Look through the data for the string "thumbs". Copy every line where it is found.

•••••

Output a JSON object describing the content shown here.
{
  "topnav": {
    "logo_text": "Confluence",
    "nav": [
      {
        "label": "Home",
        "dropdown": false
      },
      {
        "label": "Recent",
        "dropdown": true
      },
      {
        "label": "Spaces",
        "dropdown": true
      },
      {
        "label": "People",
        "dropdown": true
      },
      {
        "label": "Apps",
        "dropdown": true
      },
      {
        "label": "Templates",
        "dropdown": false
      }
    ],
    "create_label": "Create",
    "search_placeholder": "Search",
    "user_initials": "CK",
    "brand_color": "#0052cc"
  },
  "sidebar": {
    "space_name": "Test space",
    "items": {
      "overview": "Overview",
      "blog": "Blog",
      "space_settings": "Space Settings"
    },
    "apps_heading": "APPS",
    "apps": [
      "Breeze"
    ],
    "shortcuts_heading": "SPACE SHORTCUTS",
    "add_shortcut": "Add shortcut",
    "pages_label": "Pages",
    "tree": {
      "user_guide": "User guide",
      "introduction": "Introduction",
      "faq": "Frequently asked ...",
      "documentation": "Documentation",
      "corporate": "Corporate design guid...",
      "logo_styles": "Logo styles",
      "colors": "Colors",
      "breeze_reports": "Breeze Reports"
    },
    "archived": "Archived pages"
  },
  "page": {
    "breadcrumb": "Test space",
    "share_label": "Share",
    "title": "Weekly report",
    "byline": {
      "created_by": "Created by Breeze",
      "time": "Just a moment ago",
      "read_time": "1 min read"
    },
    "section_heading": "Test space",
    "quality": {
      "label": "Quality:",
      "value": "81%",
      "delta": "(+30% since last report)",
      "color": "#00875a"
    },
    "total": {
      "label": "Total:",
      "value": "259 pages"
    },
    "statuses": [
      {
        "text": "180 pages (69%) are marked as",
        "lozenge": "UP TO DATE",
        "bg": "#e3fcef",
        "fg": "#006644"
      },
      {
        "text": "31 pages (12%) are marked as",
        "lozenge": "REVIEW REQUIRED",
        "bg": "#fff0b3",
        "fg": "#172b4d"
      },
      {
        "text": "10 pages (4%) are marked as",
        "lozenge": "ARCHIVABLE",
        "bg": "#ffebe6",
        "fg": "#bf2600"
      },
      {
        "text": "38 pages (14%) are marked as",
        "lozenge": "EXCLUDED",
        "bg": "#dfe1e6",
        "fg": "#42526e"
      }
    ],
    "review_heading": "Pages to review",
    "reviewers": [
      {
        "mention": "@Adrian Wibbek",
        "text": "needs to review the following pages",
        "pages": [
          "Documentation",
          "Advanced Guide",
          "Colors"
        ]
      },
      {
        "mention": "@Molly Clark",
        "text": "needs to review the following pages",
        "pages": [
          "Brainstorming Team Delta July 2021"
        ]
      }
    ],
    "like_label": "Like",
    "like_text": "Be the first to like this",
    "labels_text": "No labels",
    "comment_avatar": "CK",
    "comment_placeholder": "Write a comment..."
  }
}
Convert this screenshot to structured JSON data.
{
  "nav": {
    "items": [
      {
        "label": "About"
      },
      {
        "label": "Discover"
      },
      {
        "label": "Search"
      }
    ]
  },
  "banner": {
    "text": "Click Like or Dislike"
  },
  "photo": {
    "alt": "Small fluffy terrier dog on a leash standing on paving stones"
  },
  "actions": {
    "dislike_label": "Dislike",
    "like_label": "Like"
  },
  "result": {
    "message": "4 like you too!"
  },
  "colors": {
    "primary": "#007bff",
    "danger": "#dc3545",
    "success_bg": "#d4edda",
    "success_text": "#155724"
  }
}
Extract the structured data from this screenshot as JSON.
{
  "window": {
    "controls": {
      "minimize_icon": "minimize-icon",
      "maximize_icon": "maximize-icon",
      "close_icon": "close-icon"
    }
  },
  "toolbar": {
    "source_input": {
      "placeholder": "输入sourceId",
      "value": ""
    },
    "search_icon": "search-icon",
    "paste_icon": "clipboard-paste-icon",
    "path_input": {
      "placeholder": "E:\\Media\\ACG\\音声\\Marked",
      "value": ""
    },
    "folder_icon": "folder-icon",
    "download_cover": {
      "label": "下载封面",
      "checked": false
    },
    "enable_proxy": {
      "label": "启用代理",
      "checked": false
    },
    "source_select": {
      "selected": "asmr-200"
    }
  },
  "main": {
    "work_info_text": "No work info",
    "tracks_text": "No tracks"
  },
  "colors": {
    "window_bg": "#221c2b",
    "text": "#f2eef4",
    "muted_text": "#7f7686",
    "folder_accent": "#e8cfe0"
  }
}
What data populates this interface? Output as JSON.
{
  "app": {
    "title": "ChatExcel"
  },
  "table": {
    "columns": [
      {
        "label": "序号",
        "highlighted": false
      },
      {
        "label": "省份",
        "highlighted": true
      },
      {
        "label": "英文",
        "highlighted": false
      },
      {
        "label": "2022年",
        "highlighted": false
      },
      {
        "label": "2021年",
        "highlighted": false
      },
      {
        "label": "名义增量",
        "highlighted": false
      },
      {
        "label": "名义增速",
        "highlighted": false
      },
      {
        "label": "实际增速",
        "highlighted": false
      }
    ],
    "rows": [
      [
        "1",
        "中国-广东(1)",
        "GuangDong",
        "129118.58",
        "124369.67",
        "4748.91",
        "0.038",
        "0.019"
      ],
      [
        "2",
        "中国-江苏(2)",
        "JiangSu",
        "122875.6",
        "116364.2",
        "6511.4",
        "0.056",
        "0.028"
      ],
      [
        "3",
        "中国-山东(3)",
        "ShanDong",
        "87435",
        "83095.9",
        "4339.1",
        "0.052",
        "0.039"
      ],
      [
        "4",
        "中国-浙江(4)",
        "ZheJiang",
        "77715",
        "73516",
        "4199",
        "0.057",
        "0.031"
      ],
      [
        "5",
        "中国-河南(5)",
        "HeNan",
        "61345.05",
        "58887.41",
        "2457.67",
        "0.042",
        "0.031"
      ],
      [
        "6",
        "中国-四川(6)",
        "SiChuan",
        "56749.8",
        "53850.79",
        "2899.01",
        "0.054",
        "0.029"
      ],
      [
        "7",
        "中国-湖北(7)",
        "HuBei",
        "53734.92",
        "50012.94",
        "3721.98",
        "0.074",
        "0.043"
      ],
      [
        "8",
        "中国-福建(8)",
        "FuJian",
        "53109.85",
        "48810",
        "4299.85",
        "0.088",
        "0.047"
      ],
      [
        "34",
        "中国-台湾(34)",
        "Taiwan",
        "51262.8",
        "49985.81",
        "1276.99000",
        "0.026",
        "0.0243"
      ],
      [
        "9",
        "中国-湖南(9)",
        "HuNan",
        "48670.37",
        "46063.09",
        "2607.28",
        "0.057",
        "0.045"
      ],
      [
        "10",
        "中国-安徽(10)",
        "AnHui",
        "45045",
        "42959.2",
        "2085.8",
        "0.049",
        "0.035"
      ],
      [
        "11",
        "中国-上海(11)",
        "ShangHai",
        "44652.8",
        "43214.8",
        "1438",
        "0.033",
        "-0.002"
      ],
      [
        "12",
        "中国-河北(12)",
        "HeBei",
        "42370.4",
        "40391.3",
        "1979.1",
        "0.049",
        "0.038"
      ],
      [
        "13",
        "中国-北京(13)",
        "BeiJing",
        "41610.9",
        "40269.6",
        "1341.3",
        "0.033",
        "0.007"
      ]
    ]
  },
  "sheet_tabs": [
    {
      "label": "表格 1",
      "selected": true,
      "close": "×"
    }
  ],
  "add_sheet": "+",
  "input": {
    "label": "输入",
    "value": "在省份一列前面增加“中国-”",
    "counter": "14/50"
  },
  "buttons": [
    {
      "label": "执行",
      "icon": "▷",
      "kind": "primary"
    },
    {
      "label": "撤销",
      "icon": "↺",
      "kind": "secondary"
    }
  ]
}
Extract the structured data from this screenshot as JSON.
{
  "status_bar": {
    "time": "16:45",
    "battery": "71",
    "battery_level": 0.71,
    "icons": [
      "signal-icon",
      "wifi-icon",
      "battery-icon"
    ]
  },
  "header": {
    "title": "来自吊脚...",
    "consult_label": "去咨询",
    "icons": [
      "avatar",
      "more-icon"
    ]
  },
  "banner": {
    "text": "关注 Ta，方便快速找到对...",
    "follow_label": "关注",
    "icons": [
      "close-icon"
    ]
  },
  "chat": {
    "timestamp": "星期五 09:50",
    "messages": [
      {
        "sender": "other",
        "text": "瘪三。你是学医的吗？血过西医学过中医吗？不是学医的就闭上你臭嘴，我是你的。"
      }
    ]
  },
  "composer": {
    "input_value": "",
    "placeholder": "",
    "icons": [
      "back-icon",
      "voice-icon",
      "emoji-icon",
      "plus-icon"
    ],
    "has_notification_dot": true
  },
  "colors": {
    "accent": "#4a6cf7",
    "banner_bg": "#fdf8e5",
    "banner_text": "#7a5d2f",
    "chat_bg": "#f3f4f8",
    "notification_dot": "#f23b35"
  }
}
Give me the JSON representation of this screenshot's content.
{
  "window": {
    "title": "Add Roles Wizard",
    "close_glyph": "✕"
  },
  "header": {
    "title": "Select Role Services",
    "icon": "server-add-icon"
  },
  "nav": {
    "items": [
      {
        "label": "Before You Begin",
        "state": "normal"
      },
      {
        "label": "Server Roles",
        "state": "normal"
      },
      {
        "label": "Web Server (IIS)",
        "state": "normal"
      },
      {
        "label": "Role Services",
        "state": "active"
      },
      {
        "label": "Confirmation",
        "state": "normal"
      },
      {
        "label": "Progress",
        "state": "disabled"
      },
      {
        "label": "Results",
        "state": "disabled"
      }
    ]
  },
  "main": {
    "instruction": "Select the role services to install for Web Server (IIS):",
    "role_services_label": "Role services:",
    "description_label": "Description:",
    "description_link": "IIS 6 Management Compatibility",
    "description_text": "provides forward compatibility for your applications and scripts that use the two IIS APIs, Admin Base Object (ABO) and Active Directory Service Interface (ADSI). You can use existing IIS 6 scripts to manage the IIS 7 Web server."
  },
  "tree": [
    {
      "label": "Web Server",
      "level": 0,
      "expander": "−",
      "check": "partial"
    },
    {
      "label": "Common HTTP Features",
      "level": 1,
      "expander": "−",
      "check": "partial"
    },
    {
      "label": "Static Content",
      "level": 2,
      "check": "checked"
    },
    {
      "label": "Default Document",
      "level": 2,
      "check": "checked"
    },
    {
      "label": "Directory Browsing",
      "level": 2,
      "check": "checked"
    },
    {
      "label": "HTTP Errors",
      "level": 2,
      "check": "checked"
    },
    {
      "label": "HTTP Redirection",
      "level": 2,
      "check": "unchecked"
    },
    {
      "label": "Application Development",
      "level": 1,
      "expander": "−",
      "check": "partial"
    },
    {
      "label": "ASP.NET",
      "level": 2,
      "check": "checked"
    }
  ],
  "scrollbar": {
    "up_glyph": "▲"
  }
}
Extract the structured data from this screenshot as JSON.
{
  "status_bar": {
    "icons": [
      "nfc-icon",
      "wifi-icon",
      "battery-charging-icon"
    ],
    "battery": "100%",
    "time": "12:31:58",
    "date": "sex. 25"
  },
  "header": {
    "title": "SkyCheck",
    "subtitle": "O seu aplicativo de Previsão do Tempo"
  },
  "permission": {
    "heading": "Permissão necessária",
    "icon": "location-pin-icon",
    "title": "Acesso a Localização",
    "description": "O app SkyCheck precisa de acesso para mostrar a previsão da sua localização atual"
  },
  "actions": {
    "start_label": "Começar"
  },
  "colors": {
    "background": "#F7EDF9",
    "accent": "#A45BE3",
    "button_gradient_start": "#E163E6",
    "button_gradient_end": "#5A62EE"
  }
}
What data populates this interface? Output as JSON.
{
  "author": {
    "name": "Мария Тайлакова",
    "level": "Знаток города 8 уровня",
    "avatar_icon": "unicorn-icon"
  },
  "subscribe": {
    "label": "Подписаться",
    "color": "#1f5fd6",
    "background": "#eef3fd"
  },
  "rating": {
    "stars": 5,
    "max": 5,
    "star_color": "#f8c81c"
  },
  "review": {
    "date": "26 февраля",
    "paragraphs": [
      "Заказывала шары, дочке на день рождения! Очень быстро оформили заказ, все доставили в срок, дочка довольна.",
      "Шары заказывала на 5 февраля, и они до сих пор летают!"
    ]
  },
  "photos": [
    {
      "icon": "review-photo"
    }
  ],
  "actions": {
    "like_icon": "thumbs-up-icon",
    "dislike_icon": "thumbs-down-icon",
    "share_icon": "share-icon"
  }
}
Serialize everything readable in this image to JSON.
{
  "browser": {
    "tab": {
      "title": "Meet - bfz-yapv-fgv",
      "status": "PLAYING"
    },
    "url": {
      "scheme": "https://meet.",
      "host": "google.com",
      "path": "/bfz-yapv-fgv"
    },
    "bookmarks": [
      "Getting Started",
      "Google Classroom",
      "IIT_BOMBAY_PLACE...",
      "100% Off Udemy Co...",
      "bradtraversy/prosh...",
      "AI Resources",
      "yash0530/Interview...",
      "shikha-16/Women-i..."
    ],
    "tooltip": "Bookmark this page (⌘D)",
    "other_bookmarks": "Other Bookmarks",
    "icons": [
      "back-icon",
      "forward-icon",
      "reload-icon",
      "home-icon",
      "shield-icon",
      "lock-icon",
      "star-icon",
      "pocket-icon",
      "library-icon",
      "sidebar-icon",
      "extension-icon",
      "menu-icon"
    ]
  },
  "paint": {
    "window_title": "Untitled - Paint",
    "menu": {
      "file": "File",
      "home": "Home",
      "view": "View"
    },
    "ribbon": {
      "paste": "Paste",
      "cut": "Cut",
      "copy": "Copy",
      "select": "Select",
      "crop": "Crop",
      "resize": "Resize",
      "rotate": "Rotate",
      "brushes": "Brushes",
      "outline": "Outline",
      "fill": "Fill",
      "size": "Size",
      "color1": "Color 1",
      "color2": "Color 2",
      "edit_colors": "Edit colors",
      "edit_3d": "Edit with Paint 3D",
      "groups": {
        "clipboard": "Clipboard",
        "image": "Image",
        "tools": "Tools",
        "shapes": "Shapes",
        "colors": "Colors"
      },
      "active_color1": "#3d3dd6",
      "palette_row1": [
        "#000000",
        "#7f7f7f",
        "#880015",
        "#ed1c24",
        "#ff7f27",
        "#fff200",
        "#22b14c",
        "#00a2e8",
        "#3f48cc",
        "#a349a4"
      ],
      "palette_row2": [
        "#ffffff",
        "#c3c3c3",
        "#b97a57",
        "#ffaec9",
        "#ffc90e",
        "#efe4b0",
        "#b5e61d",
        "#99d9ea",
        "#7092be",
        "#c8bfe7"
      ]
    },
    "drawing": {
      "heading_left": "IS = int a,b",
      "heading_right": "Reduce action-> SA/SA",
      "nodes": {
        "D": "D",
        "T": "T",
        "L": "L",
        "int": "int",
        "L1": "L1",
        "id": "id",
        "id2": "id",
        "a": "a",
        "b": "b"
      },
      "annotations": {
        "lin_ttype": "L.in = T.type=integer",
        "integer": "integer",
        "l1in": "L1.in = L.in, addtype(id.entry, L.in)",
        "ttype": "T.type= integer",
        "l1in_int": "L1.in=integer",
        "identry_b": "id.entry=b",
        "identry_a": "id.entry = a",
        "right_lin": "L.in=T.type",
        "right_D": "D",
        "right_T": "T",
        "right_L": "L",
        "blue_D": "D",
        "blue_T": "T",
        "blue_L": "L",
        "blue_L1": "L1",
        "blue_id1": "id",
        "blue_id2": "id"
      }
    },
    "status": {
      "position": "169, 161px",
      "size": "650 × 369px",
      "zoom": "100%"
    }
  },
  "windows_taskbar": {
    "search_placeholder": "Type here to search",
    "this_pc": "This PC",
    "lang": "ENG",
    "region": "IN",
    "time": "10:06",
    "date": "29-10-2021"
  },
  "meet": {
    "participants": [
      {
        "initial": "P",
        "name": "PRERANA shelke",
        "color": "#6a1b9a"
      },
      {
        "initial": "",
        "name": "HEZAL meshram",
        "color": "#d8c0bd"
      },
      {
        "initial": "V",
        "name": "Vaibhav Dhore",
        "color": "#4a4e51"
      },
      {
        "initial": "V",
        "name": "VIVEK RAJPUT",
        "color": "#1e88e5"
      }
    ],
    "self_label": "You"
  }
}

•••••

EXERCISE RESULT
    "like_icon": "thumbs-up-icon",
    "dislike_icon": "thumbs-down-icon",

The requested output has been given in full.